# Exercise requirements
Write the material out again exactly as it stands.

Dataset excerpt

....

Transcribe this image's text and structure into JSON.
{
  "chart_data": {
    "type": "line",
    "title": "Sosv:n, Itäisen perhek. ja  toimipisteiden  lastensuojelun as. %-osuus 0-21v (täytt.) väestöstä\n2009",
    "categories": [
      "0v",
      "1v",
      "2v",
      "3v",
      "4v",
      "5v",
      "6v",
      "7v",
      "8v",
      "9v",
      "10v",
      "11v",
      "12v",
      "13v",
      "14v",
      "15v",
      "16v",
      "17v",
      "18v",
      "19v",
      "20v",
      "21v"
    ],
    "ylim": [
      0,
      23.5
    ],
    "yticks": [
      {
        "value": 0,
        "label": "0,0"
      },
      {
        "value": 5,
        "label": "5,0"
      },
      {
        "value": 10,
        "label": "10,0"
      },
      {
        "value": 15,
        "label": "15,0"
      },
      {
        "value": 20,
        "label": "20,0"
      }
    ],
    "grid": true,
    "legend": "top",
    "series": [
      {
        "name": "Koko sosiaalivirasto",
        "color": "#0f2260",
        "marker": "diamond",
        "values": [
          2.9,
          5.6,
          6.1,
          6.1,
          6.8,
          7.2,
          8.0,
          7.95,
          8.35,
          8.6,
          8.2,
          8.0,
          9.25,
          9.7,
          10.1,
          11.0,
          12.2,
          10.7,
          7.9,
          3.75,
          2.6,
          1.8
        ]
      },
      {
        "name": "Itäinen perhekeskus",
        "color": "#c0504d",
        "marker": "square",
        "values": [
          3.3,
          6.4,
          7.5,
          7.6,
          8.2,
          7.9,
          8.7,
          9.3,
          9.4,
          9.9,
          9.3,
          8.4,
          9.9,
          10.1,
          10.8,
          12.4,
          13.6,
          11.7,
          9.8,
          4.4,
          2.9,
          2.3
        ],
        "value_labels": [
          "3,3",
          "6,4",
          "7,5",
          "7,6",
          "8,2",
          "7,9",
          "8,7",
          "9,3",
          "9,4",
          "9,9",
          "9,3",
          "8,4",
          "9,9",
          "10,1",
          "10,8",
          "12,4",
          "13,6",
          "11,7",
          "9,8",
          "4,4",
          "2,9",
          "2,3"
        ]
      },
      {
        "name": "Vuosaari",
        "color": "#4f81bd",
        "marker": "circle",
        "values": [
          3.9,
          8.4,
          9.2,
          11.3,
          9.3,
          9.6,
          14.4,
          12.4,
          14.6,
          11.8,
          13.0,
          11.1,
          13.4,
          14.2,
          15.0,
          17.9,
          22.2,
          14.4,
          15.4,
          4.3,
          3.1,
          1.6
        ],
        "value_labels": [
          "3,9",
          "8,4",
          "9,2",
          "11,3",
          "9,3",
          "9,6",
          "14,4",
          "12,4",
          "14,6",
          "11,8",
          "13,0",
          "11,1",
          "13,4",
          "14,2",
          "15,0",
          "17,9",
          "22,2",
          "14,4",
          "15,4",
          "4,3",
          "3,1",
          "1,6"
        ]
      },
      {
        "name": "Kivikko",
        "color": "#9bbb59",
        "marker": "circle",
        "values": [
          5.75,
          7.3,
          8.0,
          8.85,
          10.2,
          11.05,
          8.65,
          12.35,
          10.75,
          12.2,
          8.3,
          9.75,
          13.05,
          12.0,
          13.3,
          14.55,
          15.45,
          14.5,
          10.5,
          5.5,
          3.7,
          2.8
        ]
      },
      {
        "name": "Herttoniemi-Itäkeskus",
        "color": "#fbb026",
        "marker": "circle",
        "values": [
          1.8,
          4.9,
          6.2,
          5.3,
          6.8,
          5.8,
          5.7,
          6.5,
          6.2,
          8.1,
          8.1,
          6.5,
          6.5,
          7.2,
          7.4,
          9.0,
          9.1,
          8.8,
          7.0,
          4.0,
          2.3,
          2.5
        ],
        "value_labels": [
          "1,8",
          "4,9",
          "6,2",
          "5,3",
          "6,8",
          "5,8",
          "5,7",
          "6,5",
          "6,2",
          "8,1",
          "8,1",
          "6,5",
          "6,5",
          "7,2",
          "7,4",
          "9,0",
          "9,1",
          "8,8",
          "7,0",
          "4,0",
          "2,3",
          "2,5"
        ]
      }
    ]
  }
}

....

# Finished answer
Transcribe this image's text and structure into JSON.
{
  "chart_data": {
    "type": "line",
    "title": "Sosv:n, Itäisen perhek. ja  toimipisteiden  lastensuojelun as. %-osuus 0-21v (täytt.) väestöstä\n2009",
    "categories": [
      "0v",
      "1v",
      "2v",
      "3v",
      "4v",
      "5v",
      "6v",
      "7v",
      "8v",
      "9v",
      "10v",
      "11v",
      "12v",
      "13v",
      "14v",
      "15v",
      "16v",
      "17v",
      "18v",
      "19v",
      "20v",
      "21v"
    ],
    "ylim": [
      0,
      23.5
    ],
    "yticks": [
      {
        "value": 0,
        "label": "0,0"
      },
      {
        "value": 5,
        "label": "5,0"
      },
      {
        "value": 10,
        "label": "10,0"
      },
      {
        "value": 15,
        "label": "15,0"
      },
      {
        "value": 20,
        "label": "20,0"
      }
    ],
    "grid": true,
    "legend": "top",
    "series": [
      {
        "name": "Koko sosiaalivirasto",
        "color": "#0f2260",
        "marker": "diamond",
        "values": [
          2.9,
          5.6,
          6.1,
          6.1,
          6.8,
          7.2,
          8.0,
          7.95,
          8.35,
          8.6,
          8.2,
          8.0,
          9.25,
          9.7,
          10.1,
          11.0,
          12.2,
          10.7,
          7.9,
          3.75,
          2.6,
          1.8
        ]
      },
      {
        "name": "Itäinen perhekeskus",
        "color": "#c0504d",
        "marker": "square",
        "values": [
          3.3,
          6.4,
          7.5,
          7.6,
          8.2,
          7.9,
          8.7,
          9.3,
          9.4,
          9.9,
          9.3,
          8.4,
          9.9,
          10.1,
          10.8,
          12.4,
          13.6,
          11.7,
          9.8,
          4.4,
          2.9,
          2.3
        ],
        "value_labels": [
          "3,3",
          "6,4",
          "7,5",
          "7,6",
          "8,2",
          "7,9",
          "8,7",
          "9,3",
          "9,4",
          "9,9",
          "9,3",
          "8,4",
          "9,9",
          "10,1",
          "10,8",
          "12,4",
          "13,6",
          "11,7",
          "9,8",
          "4,4",
          "2,9",
          "2,3"
        ]
      },
      {
        "name": "Vuosaari",
        "color": "#4f81bd",
        "marker": "circle",
        "values": [
          3.9,
          8.4,
          9.2,
          11.3,
          9.3,
          9.6,
          14.4,
          12.4,
          14.6,
          11.8,
          13.0,
          11.1,
          13.4,
          14.2,
          15.0,
          17.9,
          22.2,
          14.4,
          15.4,
          4.3,
          3.1,
          1.6
        ],
        "value_labels": [
          "3,9",
          "8,4",
          "9,2",
          "11,3",
          "9,3",
          "9,6",
          "14,4",
          "12,4",
          "14,6",
          "11,8",
          "13,0",
          "11,1",
          "13,4",
          "14,2",
          "15,0",
          "17,9",
          "22,2",
          "14,4",
          "15,4",
          "4,3",
          "3,1",
          "1,6"
        ]
      },
      {
        "name": "Kivikko",
        "color": "#9bbb59",
        "marker": "circle",
        "values": [
          5.75,
          7.3,
          8.0,
          8.85,
          10.2,
          11.05,
          8.65,
          12.35,
          10.75,
          12.2,
          8.3,
          9.75,
          13.05,
          12.0,
          13.3,
          14.55,
          15.45,
          14.5,
          10.5,
          5.5,
          3.7,
          2.8
        ]
      },
      {
        "name": "Herttoniemi-Itäkeskus",
        "color": "#fbb026",
        "marker": "circle",
        "values": [
          1.8,
          4.9,
          6.2,
          5.3,
          6.8,
          5.8,
          5.7,
          6.5,
          6.2,
          8.1,
          8.1,
          6.5,
          6.5,
          7.2,
          7.4,
          9.0,
          9.1,
          8.8,
          7.0,
          4.0,
          2.3,
          2.5
        ],
        "value_labels": [
          "1,8",
          "4,9",
          "6,2",
          "5,3",
          "6,8",
          "5,8",
          "5,7",
          "6,5",
          "6,2",
          "8,1",
          "8,1",
          "6,5",
          "6,5",
          "7,2",
          "7,4",
          "9,0",
          "9,1",
          "8,8",
          "7,0",
          "4,0",
          "2,3",
          "2,5"
        ]
      }
    ]
  }
}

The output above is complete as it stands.